[What to work on]
**A.** In the passage on Taranis, replace "local" with "regional", then give the text between "Jupiter was, of" and "their original attributes.", inclusive.
**B.** Put this sentence from the passage on Taranis into Spanish: "Taranis' stock attribute was a wheel."
**C.** According to the passage on Taranis, where is the headless statue of Provencal origin now displayed?

Jupiter was, of course, the Roman thunder god par
excellence. But despite the extensive syncretism, the local
gods managed to retain many of their original attributes.
Taranis' stock attribute was a wheel. Sometimes the god is
shown holding this wheel in one hand. The statue shown
above, which misses the head, is of Provencal origin and is
now on display in the archaeological museum at Avignon. In
other cases, the god itself was represented by the wheel.
The little bronze wheels shown above, excavated in Alesia,
are thought to symbolize Taranis. Alesia was probably the
most famous Gaulish stronghold attacked by Caesar, but the
wheels have been found in many other places.
The pivotal
question is: why wheels? What connection exists between the
thunderbolt and the wheel? The explanation panel provided in
the attractive little museum at Alesia explains that the
wheel "is a cosmic element. It designates, like the little
wheels, the celestial universe." It seems fair enough that
the wheels had a cosmic significance, but why of all gods
would Taranis be associated with it? It is true that the
revolution of the stars around the pole was often symbolised
as a giant wheel in the heavens, but Taranis' wheel would
seem to have deeper roots.

[Material supplied]
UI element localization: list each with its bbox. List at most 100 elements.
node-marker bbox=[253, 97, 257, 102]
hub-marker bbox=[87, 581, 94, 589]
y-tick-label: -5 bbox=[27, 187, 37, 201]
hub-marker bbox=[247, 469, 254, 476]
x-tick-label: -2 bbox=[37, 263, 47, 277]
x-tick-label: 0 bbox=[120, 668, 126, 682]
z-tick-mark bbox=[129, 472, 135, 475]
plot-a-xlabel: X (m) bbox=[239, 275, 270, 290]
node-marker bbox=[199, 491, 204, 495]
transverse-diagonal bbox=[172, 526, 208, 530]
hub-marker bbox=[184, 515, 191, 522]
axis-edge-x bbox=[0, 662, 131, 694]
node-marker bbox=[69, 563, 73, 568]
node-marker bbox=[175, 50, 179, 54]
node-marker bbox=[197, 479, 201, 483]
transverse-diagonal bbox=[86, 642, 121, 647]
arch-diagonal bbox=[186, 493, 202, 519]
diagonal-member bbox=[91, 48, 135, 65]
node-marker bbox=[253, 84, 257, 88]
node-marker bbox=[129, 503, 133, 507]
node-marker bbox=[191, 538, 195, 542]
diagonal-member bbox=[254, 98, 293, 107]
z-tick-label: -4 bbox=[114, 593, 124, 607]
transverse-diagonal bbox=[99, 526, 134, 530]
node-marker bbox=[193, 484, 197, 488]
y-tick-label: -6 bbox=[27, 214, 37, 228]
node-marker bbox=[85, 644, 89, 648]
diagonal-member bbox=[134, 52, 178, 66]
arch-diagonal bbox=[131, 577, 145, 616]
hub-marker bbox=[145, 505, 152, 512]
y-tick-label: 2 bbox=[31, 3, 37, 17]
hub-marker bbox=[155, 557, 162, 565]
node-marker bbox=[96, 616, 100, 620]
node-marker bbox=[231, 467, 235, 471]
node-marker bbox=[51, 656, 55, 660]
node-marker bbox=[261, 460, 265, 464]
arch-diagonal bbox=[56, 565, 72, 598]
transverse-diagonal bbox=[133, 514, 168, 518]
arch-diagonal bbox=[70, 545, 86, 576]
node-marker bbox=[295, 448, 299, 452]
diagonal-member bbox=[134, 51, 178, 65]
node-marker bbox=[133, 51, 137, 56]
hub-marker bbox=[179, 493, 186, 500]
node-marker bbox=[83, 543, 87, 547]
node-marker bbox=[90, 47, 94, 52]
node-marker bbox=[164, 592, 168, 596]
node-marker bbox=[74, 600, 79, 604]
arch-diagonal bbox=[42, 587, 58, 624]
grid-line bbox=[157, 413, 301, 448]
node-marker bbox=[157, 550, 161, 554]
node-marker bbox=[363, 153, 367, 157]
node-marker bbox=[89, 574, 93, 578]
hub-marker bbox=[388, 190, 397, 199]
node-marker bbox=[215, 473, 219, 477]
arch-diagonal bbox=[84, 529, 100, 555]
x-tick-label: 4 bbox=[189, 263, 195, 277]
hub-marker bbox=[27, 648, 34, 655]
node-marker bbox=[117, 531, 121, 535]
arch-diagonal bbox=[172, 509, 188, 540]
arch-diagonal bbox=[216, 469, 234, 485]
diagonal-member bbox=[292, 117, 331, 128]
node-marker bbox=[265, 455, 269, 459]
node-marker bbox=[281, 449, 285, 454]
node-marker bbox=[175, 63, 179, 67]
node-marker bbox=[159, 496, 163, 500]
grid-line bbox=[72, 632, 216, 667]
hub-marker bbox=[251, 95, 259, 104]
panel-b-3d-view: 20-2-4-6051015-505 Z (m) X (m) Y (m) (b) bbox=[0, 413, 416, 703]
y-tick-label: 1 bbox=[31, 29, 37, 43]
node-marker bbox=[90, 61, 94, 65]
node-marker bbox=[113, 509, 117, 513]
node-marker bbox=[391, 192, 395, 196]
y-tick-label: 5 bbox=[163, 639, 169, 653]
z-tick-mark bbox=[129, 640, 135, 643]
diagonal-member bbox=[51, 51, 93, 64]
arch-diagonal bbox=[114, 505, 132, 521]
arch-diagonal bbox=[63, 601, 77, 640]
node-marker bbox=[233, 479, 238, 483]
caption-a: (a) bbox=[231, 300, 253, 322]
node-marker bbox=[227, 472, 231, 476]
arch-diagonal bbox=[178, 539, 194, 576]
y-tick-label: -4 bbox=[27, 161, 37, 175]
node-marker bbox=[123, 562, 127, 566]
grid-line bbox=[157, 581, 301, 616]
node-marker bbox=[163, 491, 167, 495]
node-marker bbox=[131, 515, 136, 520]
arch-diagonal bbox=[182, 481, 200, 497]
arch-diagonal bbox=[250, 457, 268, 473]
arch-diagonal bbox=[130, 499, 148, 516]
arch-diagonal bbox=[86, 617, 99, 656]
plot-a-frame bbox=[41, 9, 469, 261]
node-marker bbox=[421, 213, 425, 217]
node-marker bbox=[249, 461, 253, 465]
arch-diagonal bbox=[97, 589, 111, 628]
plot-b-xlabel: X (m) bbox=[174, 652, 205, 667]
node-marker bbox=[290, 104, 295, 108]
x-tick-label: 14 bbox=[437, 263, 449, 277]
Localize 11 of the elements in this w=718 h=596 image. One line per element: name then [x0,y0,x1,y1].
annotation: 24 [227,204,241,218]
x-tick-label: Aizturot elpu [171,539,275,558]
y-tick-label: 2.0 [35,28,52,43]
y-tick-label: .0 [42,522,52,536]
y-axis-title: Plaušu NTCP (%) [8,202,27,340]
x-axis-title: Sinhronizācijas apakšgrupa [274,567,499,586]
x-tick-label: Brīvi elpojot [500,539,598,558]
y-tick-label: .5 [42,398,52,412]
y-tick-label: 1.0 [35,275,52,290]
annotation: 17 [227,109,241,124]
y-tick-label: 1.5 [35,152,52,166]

[Task-by-task outputs]
**A.**
Jupiter was, of course, the Roman thunder god par
excellence. But despite the extensive syncretism, the regional
gods managed to retain many of their original attributes.

**B.** El atributo habitual de Taranis era una rueda.

**C.** In the archaeological museum at Avignon.